**WORK TO DO**
Scan the material below for lines with the word "name" and report how many there are, with nothing added.

**Dataset entries on figures**
════

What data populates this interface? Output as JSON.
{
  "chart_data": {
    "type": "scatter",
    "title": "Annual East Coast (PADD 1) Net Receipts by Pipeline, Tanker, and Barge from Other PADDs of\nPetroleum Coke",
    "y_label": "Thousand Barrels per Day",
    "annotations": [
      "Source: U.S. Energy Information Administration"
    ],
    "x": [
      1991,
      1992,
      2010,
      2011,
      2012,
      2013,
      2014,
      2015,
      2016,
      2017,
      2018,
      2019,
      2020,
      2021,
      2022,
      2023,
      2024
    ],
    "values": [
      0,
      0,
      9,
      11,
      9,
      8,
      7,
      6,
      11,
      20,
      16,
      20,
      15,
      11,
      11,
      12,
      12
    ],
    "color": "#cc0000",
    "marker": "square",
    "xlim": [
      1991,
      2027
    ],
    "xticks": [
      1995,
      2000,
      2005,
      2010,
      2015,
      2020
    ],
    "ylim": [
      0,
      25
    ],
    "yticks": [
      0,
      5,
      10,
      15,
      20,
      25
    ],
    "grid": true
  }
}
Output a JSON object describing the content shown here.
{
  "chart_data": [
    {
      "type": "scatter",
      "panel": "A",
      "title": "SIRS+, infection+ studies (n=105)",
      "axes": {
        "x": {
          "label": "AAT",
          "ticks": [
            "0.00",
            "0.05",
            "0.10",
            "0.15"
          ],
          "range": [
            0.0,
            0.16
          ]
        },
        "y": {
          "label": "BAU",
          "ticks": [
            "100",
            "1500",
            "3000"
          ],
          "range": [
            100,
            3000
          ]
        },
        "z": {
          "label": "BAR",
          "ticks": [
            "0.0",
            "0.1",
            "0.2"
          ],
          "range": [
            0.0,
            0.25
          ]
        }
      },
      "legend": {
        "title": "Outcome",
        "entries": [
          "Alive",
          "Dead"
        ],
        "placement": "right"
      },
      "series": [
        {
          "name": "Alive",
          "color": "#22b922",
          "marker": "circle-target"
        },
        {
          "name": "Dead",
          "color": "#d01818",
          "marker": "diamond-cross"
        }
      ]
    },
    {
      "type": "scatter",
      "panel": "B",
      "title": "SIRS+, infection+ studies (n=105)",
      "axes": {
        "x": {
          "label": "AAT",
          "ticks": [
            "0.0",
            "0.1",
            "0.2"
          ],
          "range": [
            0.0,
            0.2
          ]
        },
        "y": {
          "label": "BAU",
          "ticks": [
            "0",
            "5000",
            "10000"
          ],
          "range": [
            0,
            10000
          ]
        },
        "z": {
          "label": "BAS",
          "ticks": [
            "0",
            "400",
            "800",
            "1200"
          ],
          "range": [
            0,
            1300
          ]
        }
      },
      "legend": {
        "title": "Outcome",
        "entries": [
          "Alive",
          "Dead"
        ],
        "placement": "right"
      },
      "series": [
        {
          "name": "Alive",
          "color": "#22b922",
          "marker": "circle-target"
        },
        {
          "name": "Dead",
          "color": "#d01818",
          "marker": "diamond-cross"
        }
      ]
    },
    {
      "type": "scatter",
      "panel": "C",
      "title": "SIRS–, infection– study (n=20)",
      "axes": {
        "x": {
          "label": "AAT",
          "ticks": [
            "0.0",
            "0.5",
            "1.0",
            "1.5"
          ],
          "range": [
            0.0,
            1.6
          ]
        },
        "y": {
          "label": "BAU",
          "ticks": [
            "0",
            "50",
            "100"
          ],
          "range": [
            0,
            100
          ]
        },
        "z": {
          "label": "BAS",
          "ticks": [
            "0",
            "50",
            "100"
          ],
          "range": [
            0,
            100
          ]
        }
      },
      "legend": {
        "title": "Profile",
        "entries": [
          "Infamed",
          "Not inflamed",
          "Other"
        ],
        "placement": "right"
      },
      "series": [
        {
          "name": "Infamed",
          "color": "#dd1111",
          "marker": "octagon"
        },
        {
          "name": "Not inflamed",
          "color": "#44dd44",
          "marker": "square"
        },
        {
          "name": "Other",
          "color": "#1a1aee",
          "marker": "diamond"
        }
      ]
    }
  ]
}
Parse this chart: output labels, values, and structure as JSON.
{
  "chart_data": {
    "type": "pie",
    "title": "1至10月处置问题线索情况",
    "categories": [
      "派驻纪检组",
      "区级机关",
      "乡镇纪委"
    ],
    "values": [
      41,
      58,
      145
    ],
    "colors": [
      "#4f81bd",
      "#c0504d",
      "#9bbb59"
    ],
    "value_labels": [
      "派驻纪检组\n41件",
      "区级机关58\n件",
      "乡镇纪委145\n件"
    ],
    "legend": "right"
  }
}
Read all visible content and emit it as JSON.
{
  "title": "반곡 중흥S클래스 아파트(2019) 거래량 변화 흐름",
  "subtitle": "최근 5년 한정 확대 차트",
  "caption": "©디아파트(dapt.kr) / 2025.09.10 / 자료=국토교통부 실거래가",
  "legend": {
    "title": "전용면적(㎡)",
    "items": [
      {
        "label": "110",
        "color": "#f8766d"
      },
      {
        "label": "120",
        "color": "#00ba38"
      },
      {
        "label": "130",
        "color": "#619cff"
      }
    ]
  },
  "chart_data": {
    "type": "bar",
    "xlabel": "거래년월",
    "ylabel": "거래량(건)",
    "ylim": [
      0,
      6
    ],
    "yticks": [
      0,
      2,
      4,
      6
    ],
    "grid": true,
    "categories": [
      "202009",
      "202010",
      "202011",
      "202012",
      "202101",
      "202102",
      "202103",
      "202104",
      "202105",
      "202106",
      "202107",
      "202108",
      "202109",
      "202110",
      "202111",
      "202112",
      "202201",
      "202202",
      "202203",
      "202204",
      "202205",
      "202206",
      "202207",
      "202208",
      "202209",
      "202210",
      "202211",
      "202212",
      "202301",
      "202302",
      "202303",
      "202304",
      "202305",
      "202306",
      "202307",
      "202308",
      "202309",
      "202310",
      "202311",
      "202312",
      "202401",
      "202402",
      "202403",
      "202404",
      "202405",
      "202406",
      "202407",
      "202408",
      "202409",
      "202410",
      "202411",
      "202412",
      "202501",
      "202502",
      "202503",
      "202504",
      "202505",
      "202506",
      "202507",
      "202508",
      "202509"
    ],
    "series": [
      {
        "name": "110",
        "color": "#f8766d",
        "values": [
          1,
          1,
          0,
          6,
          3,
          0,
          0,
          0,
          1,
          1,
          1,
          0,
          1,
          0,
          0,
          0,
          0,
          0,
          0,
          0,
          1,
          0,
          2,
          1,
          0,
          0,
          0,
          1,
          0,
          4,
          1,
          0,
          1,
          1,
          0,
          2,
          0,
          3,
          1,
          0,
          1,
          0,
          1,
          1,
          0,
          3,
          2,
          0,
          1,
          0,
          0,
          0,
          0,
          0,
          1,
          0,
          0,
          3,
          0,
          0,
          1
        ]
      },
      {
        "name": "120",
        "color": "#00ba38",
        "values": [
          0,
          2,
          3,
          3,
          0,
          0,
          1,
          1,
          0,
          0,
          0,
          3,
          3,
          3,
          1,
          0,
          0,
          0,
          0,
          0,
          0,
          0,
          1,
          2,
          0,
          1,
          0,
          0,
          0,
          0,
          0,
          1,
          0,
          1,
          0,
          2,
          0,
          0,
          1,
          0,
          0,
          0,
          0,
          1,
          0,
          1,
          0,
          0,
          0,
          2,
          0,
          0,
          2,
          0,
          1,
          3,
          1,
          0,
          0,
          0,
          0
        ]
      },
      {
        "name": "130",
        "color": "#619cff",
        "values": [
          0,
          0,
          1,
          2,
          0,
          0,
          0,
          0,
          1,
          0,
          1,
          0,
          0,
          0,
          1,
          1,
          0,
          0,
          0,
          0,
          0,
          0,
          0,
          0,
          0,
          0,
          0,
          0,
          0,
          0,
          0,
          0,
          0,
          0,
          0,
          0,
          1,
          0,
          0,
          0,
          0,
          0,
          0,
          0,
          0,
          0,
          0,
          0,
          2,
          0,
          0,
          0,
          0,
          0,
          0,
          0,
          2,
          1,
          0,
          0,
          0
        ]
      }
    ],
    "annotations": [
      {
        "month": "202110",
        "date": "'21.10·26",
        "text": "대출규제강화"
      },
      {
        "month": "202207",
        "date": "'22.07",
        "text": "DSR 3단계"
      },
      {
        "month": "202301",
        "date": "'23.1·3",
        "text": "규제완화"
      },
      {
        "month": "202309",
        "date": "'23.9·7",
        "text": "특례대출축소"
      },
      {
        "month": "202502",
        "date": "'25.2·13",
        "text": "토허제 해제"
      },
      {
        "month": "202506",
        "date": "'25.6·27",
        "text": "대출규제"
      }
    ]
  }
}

════

**SOLUTION BELOW**
10